Instructions to follow: Give the material again in full, matching it exactly.

Working data:
------------------------

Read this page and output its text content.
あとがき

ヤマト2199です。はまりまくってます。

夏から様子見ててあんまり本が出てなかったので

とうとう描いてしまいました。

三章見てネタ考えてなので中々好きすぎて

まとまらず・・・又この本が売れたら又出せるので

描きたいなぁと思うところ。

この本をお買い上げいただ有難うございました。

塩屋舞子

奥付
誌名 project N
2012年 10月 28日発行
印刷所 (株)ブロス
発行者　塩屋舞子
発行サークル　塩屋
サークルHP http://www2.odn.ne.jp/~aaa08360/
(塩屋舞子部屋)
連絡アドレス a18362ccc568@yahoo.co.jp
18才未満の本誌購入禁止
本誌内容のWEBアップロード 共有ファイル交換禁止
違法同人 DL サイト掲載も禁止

------------------------

In response:
Read this page and output its text content.
あとがき

ヤマト2199です。はまりまくってます。

夏から様子見ててあんまり本が出てなかったので

とうとう描いてしまいました。

三章見てネタ考えてなので中々好きすぎて

まとまらず・・・又この本が売れたら又出せるので

描きたいなぁと思うところ。

この本をお買い上げいただ有難うございました。

塩屋舞子

奥付
誌名 project N
2012年 10月 28日発行
印刷所 (株)ブロス
発行者　塩屋舞子
発行サークル　塩屋
サークルHP http://www2.odn.ne.jp/~aaa08360/
(塩屋舞子部屋)
連絡アドレス a18362ccc568@yahoo.co.jp
18才未満の本誌購入禁止
本誌内容のWEBアップロード 共有ファイル交換禁止
違法同人 DL サイト掲載も禁止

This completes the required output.